Pull out from the material below all lines with "value".

=====

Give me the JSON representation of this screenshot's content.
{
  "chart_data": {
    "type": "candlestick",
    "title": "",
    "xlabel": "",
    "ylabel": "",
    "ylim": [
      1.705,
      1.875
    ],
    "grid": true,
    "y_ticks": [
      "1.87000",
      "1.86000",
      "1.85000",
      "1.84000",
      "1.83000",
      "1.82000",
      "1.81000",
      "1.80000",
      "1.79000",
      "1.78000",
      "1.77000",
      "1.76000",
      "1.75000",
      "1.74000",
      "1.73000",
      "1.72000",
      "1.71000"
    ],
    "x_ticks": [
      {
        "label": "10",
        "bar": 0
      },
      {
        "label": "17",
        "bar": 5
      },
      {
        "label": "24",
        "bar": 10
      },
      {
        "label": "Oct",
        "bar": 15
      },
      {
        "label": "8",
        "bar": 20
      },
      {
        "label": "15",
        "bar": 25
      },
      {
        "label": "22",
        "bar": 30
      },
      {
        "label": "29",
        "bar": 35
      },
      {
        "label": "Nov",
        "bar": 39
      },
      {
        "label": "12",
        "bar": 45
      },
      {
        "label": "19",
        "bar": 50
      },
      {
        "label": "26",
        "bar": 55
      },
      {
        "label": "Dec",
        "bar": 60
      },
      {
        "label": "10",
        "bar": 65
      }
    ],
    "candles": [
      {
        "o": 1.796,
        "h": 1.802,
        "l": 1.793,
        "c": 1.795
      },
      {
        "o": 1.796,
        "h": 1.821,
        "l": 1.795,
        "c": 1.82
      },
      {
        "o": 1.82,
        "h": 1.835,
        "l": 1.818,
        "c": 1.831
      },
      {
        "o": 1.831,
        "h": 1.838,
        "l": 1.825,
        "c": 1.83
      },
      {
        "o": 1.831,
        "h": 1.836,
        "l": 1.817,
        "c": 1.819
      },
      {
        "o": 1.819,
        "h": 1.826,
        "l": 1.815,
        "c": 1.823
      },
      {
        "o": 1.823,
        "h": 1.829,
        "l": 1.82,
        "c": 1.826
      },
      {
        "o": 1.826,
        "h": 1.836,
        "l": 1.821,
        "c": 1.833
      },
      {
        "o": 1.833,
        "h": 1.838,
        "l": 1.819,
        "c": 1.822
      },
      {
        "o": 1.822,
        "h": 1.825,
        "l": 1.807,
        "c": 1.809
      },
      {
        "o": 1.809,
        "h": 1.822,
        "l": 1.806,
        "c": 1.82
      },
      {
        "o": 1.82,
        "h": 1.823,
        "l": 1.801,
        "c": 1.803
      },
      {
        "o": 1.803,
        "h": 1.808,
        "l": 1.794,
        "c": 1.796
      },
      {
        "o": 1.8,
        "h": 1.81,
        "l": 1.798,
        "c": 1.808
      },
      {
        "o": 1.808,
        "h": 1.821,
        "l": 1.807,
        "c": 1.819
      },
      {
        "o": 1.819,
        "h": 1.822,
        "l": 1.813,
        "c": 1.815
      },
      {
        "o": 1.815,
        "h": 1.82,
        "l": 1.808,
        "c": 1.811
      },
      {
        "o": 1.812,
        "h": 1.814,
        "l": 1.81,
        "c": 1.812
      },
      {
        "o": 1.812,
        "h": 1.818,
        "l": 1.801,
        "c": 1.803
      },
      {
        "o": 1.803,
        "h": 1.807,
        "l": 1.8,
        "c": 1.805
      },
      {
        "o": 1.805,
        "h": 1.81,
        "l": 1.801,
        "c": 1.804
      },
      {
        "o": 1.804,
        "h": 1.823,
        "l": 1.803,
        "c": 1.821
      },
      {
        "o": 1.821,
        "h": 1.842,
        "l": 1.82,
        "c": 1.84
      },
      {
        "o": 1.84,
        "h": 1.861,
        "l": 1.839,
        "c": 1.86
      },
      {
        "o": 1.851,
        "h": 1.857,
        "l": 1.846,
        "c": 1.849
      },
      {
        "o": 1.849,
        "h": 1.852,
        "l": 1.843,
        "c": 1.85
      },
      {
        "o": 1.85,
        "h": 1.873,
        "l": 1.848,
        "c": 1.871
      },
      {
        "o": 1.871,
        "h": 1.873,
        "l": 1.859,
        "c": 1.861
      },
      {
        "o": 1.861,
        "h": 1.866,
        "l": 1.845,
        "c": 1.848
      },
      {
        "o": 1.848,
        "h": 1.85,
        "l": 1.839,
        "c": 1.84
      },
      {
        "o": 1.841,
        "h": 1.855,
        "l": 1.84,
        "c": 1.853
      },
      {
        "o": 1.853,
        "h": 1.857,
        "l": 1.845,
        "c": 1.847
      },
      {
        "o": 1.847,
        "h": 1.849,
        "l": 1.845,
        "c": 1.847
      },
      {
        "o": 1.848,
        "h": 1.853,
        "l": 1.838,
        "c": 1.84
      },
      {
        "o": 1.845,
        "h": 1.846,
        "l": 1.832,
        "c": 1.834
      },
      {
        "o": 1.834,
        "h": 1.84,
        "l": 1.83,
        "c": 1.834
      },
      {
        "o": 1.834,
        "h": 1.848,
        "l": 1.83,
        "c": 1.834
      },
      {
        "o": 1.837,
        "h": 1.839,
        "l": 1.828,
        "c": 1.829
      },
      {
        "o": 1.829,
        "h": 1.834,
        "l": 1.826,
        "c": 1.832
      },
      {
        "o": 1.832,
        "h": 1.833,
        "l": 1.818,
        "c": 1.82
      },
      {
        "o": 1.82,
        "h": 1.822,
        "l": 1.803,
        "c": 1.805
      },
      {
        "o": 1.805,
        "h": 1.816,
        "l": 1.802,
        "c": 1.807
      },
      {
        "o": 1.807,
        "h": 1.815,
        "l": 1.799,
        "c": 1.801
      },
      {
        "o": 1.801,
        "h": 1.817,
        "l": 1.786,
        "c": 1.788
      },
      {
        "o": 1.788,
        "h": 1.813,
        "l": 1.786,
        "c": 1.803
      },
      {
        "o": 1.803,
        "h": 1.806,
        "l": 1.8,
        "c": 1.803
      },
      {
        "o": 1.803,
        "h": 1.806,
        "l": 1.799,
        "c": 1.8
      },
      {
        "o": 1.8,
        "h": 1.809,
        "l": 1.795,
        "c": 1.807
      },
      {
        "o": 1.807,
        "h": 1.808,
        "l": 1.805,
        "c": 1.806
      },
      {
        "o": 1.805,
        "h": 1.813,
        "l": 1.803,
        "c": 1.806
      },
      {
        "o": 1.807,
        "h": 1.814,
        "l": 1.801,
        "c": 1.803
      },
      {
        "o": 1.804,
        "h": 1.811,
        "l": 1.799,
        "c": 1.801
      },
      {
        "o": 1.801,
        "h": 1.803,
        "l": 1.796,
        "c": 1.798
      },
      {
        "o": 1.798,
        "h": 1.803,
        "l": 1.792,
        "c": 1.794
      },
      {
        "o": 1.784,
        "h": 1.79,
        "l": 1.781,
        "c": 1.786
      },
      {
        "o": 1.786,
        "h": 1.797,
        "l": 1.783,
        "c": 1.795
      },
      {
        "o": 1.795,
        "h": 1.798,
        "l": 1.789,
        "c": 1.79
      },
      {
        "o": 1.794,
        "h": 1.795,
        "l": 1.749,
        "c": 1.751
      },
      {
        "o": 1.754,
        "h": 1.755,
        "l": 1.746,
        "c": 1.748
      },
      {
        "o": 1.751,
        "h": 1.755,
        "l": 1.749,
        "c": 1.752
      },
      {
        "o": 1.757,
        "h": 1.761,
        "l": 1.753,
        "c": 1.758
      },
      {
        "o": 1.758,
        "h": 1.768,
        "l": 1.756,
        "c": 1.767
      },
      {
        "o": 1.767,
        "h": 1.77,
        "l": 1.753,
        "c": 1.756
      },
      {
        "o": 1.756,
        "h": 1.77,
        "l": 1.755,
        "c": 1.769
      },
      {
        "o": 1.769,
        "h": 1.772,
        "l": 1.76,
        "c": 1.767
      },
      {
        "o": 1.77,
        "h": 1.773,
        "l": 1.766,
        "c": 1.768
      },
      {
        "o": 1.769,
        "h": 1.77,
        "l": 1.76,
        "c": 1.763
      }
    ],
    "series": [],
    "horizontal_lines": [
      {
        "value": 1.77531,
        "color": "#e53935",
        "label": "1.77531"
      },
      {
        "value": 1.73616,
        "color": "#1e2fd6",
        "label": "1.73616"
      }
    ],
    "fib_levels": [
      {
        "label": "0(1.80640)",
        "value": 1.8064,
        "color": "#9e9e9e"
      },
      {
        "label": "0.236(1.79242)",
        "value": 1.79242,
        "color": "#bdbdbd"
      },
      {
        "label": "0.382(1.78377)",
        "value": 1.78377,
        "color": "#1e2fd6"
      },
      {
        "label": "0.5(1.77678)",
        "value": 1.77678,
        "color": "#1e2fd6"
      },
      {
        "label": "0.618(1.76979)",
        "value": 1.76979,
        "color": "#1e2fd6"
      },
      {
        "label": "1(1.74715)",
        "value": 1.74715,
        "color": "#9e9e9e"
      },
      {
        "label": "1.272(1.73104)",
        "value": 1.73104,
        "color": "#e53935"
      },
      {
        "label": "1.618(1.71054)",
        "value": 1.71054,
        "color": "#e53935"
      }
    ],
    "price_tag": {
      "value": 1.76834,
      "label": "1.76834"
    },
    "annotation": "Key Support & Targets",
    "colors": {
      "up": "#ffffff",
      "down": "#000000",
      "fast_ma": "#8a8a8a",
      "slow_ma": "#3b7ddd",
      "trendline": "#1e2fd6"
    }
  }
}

=====

Task response:
        "value": 1.77531,
        "value": 1.73616,
        "value": 1.8064,
        "value": 1.79242,
        "value": 1.78377,
        "value": 1.77678,
        "value": 1.76979,
        "value": 1.74715,
        "value": 1.73104,
        "value": 1.71054,
      "value": 1.76834,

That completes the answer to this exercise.